Could you filter the records below and keep only the lines with the word "analyseras"?

[Exercise materials Boundary: Start]

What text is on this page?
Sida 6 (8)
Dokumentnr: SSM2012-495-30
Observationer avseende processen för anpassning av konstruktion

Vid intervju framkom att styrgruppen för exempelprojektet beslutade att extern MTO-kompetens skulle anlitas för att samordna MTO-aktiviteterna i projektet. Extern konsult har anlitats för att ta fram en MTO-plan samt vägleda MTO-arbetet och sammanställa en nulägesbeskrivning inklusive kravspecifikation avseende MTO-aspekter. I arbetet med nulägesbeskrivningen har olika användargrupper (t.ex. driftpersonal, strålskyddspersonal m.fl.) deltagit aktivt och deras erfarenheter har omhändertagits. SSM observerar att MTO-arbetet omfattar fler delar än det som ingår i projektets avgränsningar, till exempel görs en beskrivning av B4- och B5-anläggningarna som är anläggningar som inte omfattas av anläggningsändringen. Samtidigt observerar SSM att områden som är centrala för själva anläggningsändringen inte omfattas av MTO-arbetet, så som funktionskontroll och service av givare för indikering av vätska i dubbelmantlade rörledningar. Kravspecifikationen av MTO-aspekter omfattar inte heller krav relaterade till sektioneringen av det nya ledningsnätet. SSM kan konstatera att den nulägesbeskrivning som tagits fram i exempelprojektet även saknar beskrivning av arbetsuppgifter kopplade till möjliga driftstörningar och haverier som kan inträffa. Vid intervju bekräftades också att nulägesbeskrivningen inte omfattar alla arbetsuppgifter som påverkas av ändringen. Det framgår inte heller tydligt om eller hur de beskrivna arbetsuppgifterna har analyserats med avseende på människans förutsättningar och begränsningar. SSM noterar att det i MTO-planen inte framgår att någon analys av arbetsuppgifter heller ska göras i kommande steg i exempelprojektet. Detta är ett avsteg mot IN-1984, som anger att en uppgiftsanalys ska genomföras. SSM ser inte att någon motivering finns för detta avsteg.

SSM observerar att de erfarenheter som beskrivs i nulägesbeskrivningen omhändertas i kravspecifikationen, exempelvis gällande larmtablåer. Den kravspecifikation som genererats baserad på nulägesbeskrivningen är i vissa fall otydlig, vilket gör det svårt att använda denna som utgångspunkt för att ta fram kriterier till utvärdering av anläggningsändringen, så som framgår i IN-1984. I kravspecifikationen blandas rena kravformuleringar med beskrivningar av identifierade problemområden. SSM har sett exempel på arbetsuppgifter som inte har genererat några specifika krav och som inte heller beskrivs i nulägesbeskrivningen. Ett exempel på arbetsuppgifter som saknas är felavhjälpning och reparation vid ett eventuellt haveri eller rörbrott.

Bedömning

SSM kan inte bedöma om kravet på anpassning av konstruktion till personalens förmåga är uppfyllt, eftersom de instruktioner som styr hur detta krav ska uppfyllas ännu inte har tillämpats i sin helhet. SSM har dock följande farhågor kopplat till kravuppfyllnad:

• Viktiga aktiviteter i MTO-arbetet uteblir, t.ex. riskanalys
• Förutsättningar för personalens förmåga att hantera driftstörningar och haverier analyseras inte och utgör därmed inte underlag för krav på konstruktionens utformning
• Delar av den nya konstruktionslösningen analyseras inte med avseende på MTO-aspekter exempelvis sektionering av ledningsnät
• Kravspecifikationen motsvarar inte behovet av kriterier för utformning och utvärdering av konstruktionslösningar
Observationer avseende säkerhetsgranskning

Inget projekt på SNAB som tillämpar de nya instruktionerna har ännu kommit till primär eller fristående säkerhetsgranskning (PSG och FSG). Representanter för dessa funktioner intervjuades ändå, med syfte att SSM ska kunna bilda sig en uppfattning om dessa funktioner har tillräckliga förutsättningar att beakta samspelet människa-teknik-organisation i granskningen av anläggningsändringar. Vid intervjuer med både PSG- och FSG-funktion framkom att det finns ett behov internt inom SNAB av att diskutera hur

[Exercise materials Boundary: End]

Solution to this task -
• Förutsättningar för personalens förmåga att hantera driftstörningar och haverier analyseras inte och utgör därmed inte underlag för krav på konstruktionens utformning
• Delar av den nya konstruktionslösningen analyseras inte med avseende på MTO-aspekter exempelvis sektionering av ledningsnät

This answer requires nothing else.